[Part of a data file]
☆ ☆ ☆ ☆ ☆
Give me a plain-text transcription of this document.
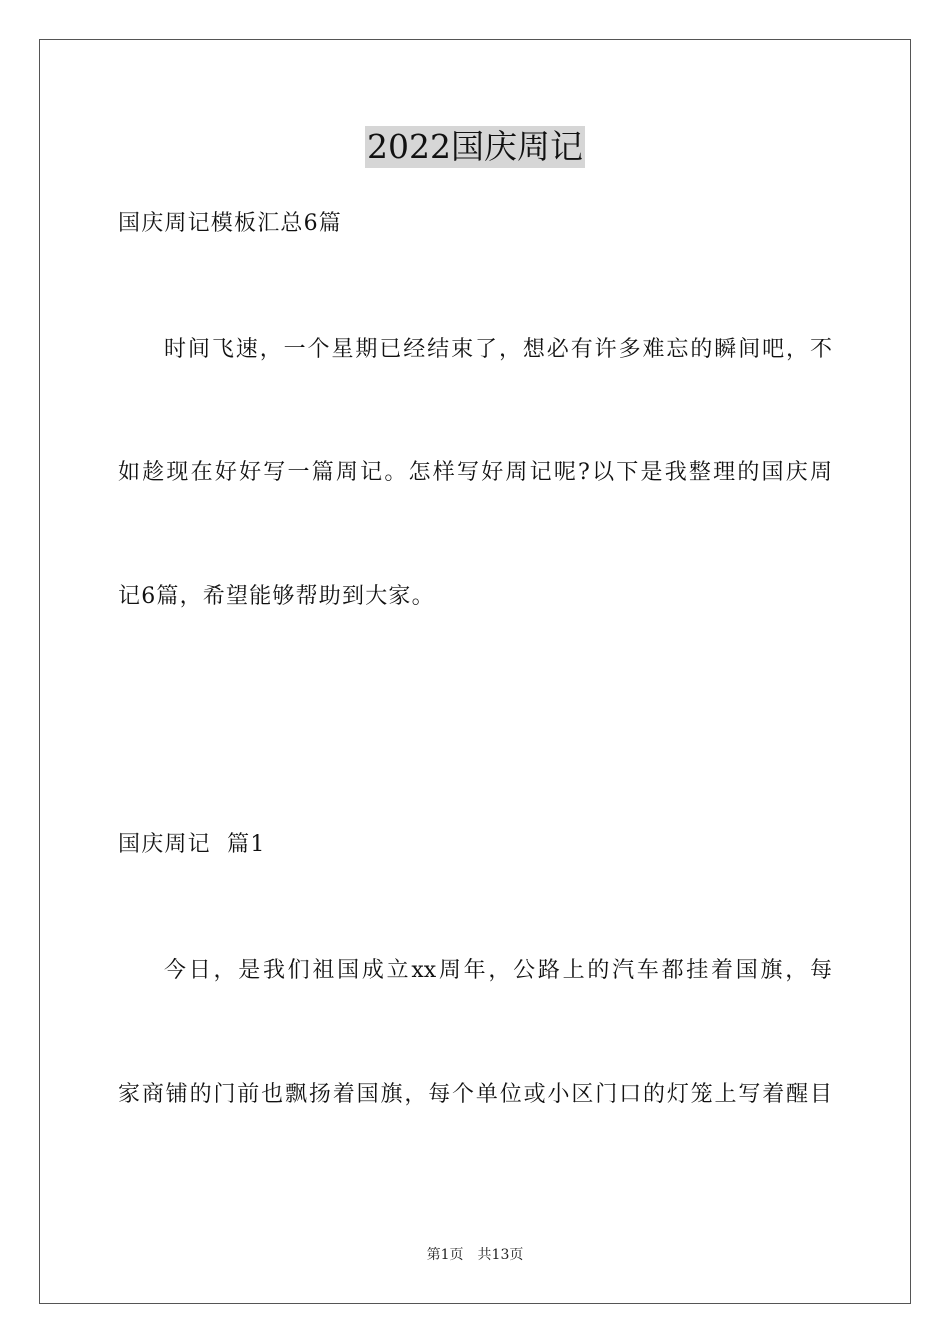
2022国庆周记
国庆周记模板汇总6篇
时间飞速，一个星期已经结束了，想必有许多难忘的瞬间吧，不
如趁现在好好写一篇周记。怎样写好周记呢?以下是我整理的国庆周
记6篇，希望能够帮助到大家。
国庆周记  篇1
今日，是我们祖国成立xx周年，公路上的汽车都挂着国旗，每
家商铺的门前也飘扬着国旗，每个单位或小区门口的灯笼上写着醒目
第1页 共13页
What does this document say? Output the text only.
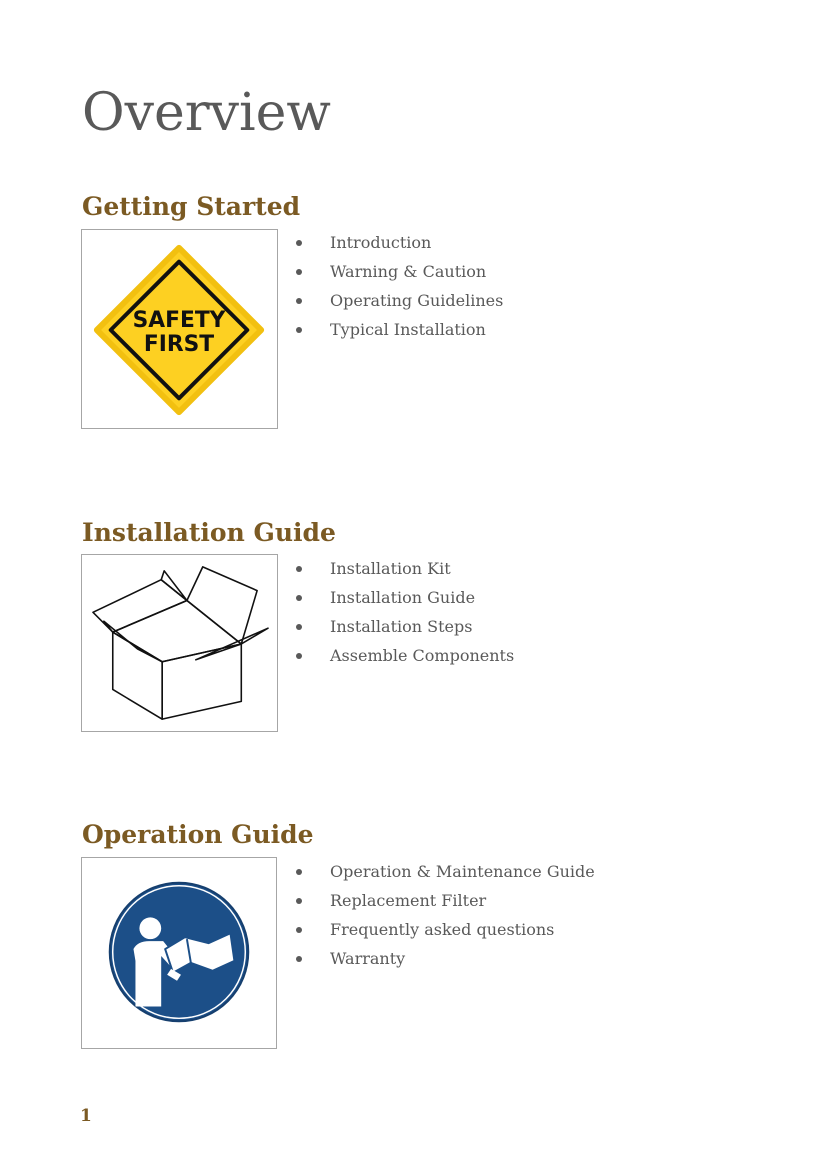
Overview
Getting Started
SAFETY
FIRST
Introduction
Warning & Caution
Operating Guidelines
Typical Installation
Installation Guide
Installation Kit
Installation Guide
Installation Steps
Assemble Components
Operation Guide
Operation & Maintenance Guide
Replacement Filter
Frequently asked questions
Warranty
1
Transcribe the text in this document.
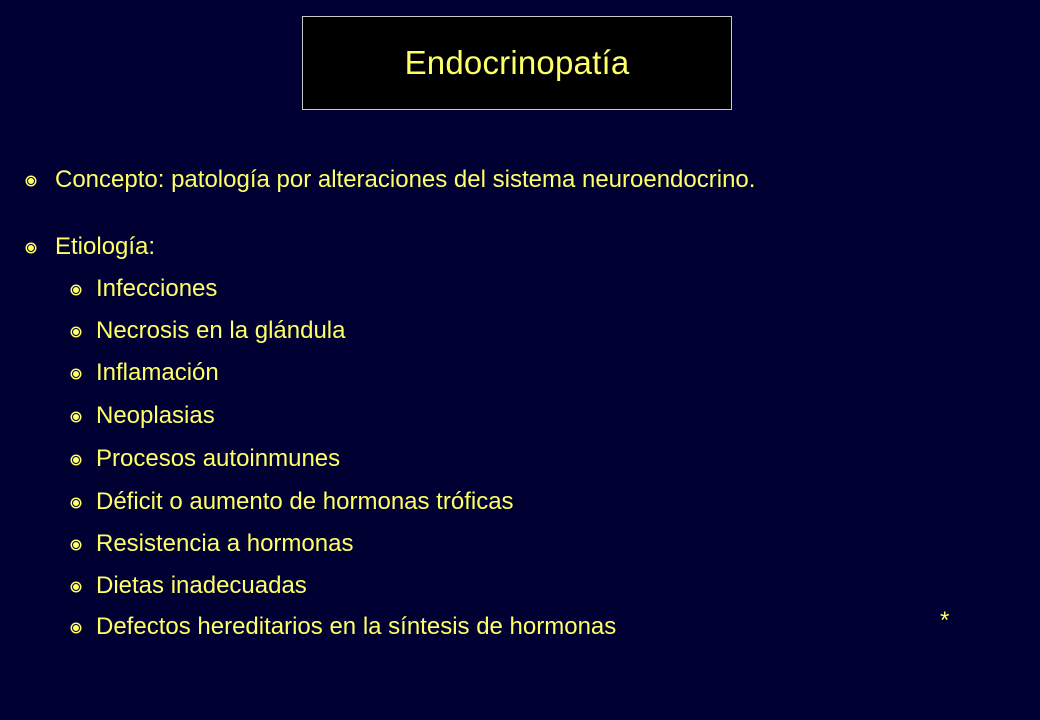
Endocrinopatía
Concepto: patología por alteraciones del sistema neuroendocrino.
Etiología:
Infecciones
Necrosis en la glándula
Inflamación
Neoplasias
Procesos autoinmunes
Déficit o aumento de hormonas tróficas
Resistencia a hormonas
Dietas inadecuadas
Defectos hereditarios en la síntesis de hormonas	*
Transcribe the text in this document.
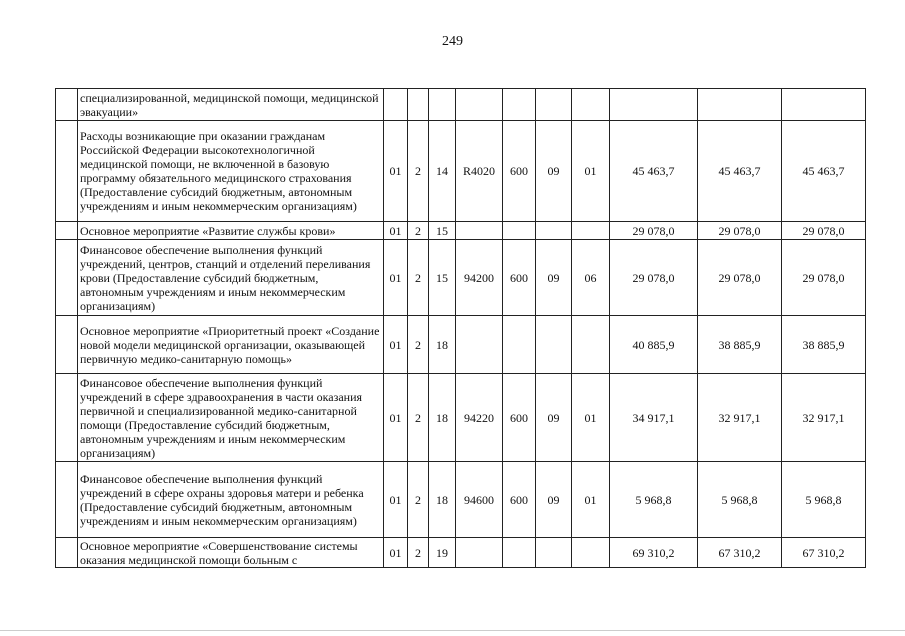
249
	специализированной, медицинской помощи, медицинской эвакуации»										
	Расходы возникающие при оказании гражданам Российской Федерации высокотехнологичной медицинской помощи, не включенной в базовую программу обязательного медицинского страхования (Предоставление субсидий бюджетным, автономным учреждениям и иным некоммерческим организациям)	01	2	14	R4020	600	09	01	45 463,7	45 463,7	45 463,7
	Основное мероприятие «Развитие службы крови»	01	2	15					29 078,0	29 078,0	29 078,0
	Финансовое обеспечение выполнения функций учреждений, центров, станций и отделений переливания крови (Предоставление субсидий бюджетным, автономным учреждениям и иным некоммерческим организациям)	01	2	15	94200	600	09	06	29 078,0	29 078,0	29 078,0
	Основное мероприятие «Приоритетный проект «Создание новой модели медицинской организации, оказывающей первичную медико-санитарную помощь»	01	2	18					40 885,9	38 885,9	38 885,9
	Финансовое обеспечение выполнения функций учреждений в сфере здравоохранения в части оказания первичной и специализированной медико-санитарной помощи (Предоставление субсидий бюджетным, автономным учреждениям и иным некоммерческим организациям)	01	2	18	94220	600	09	01	34 917,1	32 917,1	32 917,1
	Финансовое обеспечение выполнения функций учреждений в сфере охраны здоровья матери и ребенка (Предоставление субсидий бюджетным, автономным учреждениям и иным некоммерческим организациям)	01	2	18	94600	600	09	01	5 968,8	5 968,8	5 968,8
	Основное мероприятие «Совершенствование системы оказания медицинской помощи больным с	01	2	19					69 310,2	67 310,2	67 310,2
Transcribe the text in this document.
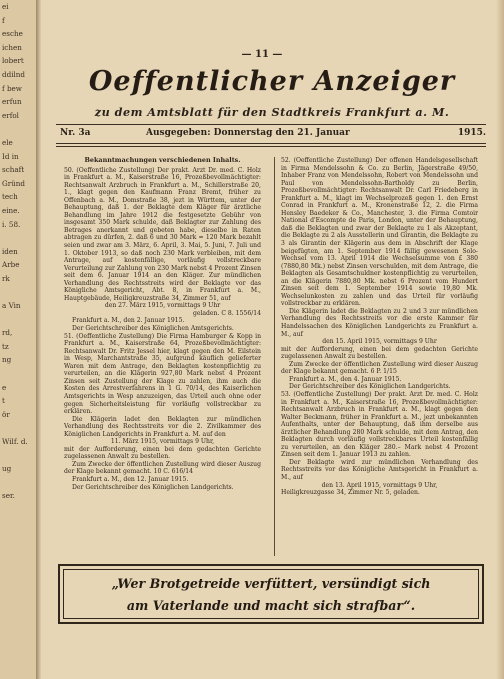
ei
f
esche
ichen
lobert
ddilnd
f bew
erfun
erfol

ele
Id in
schaft
Gründ
tech
eine.
i. 58.

iden
Arbe
rk

a Vin

rd,
tz
ng

e
t
ör

Wilf. d.

ug

ser.
— 11 —
Oeffentlicher Anzeiger
zu dem Amtsblatt für den Stadtkreis Frankfurt a. M.
Nr. 3a	Ausgegeben: Donnerstag den 21. Januar	1915.

Bekanntmachungen verschiedenen Inhalts.

50. (Oeffentliche Zustellung) Der prakt. Arzt Dr. med. C. Holz in Frankfurt a. M., Kaiserstraße 16, Prozeßbevollmächtigter: Rechtsanwalt Arzbruch in Frankfurt a. M., Schillerstraße 20, 1., klagt gegen den Kaufmann Franz Bremt, früher zu Offenbach a. M., Domstraße 38, jezt in Württem, unter der Behauptung, daß 1. der Beklagte dem Kläger für ärztliche Behandlung im Jahre 1912 die festgesetzte Gebühr von insgesamt 350 Mark schulde, daß Beklagter zur Zahlung des Betrages anerkannt und gebeten habe, dieselbe in Raten abtragen zu dürfen, 2. daß 6 und 30 Mark = 120 Mark bezahlt seien und zwar am 3. März, 6. April, 3. Mai, 5. Juni, 7. Juli und 1. Oktober 1913, so daß noch 230 Mark verbleiben, mit dem Antrage, auf kostenfällige, vorläufig vollstreckbare Verurteilung zur Zahlung von 230 Mark nebst 4 Prozent Zinsen seit dem 6. Januar 1914 an den Kläger. Zur mündlichen Verhandlung des Rechtsstreits wird der Beklagte vor das Königliche Amtsgericht, Abt. 8, in Frankfurt a. M., Hauptgebäude, Heiligkreuzstraße 34, Zimmer 51, auf

den 27. März 1915, vormittags 9 Uhr

geladen. C 8. 1556/14

Frankfurt a. M., den 2. Januar 1915.

Der Gerichtschreiber des Königlichen Amtsgerichts.

51. (Oeffentliche Zustellung) Die Firma Hamburger & Kopp in Frankfurt a. M., Kaiserstraße 64, Prozeßbevollmächtigter: Rechtsanwalt Dr. Fritz Jessel hier, klagt gegen den M. Eilstein in Wesp, Marchantstraße 35, aufgrund käuflich gelieferter Waren mit dem Antrage, den Beklagten kostenpflichtig zu verurteilen, an die Klägerin 927,80 Mark nebst 4 Prozent Zinsen seit Zustellung der Klage zu zahlen, ihm auch die Kosten des Arrestverfahrens in 1 G. 70/14, des Kaiserlichen Amtsgerichts in Wesp anzuzeigen, das Urteil auch ohne oder gegen Sicherheitsleistung für vorläufig vollstreckbar zu erklären.

Die Klägerin ladet den Beklagten zur mündlichen Verhandlung des Rechtsstreits vor die 2. Zivilkammer des Königlichen Landgerichts in Frankfurt a. M. auf den

11. März 1915, vormittags 9 Uhr,

mit der Aufforderung, einen bei dem gedachten Gerichte zugelassenen Anwalt zu bestellen.

Zum Zwecke der öffentlichen Zustellung wird dieser Auszug der Klage bekannt gemacht. 10 C. 616/14

Frankfurt a. M., den 12. Januar 1915.

Der Gerichtschreiber des Königlichen Landgerichts.

52. (Oeffentliche Zustellung) Der offenen Handelsgesellschaft in Firma Mendelssohn & Co. zu Berlin, Jägerstraße 49/50, Inhaber Franz von Mendelssohn, Robert von Mendelssohn und Paul von Mendelssohn-Bartholdy zu Berlin, Prozeßbevollmächtigter: Rechtsanwalt Dr. Carl Friedeberg in Frankfurt a. M., klagt im Wechselprozeß gegen 1. den Ernst Conrad in Frankfurt a. M., Kronenstraße 12, 2. die Firma Hensley Baedeker & Co., Manchester, 3. die Firma Comtoir National d'Escompte de Paris, London, unter der Behauptung, daß die Beklagten und zwar der Beklagte zu 1 als Akzeptant, die Beklagte zu 2 als Ausstellerin und Girantin, die Beklagte zu 3 als Girantin der Klägerin aus dem in Abschrift der Klage beigefügten, am 1. September 1914 fällig gewesenen Solo-Wechsel vom 13. April 1914 die Wechselsumme von £ 380 (7880,80 Mk.) nebst Zinsen verschulden, mit dem Antrage, die Beklagten als Gesamtschuldner kostenpflichtig zu verurteilen, an die Klägerin 7880,80 Mk. nebst 6 Prozent vom Hundert Zinsen seit dem 1. September 1914 sowie 19,80 Mk. Wechselunkosten zu zahlen und das Urteil für vorläufig vollstreckbar zu erklären.

Die Klägerin ladet die Beklagten zu 2 und 3 zur mündlichen Verhandlung des Rechtsstreits vor die erste Kammer für Handelssachen des Königlichen Landgerichts zu Frankfurt a. M., auf

den 15. April 1915, vormittags 9 Uhr

mit der Aufforderung, einen bei dem gedachten Gerichte zugelassenen Anwalt zu bestellen.

Zum Zwecke der öffentlichen Zustellung wird dieser Auszug der Klage bekannt gemacht. 6 P. 1/15

Frankfurt a. M., den 4. Januar 1915.

Der Gerichtschreiber des Königlichen Landgerichts.

53. (Oeffentliche Zustellung) Der prakt. Arzt Dr. med. C. Holz in Frankfurt a. M., Kaiserstraße 16, Prozeßbevollmächtigter: Rechtsanwalt Arzbruch in Frankfurt a. M., klagt gegen den Walter Beckmann, früher in Frankfurt a. M., jezt unbekannten Aufenthalts, unter der Behauptung, daß ihm derselbe aus ärztlicher Behandlung 280 Mark schulde, mit dem Antrag, den Beklagten durch vorläufig vollstreckbares Urteil kostenfällig zu verurteilen, an den Kläger 280.– Mark nebst 4 Prozent Zinsen seit dem 1. Januar 1913 zu zahlen.

Der Beklagte wird zur mündlichen Verhandlung des Rechtsstreits vor das Königliche Amtsgericht in Frankfurt a. M., auf

den 13. April 1915, vormittags 9 Uhr,

Heiligkreuzgasse 34, Zimmer Nr. 5, geladen.

„Wer Brotgetreide verfüttert, versündigt sich
am Vaterlande und macht sich strafbar“.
☆ ☆ ☆ ☆ ☆
_GIVEN REQUEST_:
Count the lines that hold the string "Rechtsstreits", and reply with that number alone.

_RESPONSE TO THIS TASK_:
4